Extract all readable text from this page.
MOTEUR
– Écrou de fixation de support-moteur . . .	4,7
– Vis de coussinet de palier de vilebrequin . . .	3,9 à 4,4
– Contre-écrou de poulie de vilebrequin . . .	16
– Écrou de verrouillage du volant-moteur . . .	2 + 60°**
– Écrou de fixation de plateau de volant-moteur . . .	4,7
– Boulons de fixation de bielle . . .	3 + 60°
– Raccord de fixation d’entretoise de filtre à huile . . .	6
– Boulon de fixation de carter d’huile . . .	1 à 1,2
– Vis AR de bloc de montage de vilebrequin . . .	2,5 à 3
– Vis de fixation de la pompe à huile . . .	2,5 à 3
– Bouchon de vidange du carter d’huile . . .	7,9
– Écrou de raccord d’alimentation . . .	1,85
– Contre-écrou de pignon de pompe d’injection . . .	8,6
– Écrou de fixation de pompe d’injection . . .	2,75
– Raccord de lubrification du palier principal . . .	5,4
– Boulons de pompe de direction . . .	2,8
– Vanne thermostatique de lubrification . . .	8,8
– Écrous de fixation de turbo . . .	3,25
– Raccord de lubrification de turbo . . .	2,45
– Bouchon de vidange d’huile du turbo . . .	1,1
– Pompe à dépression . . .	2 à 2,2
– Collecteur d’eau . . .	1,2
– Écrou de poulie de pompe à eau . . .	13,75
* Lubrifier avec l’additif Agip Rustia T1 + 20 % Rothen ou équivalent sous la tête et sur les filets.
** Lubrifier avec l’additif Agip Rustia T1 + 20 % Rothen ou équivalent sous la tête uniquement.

→ **What this task involves**:
Work out the count of lines containing the word "Boulons", then write only that count.

→ **Exercise result**:
2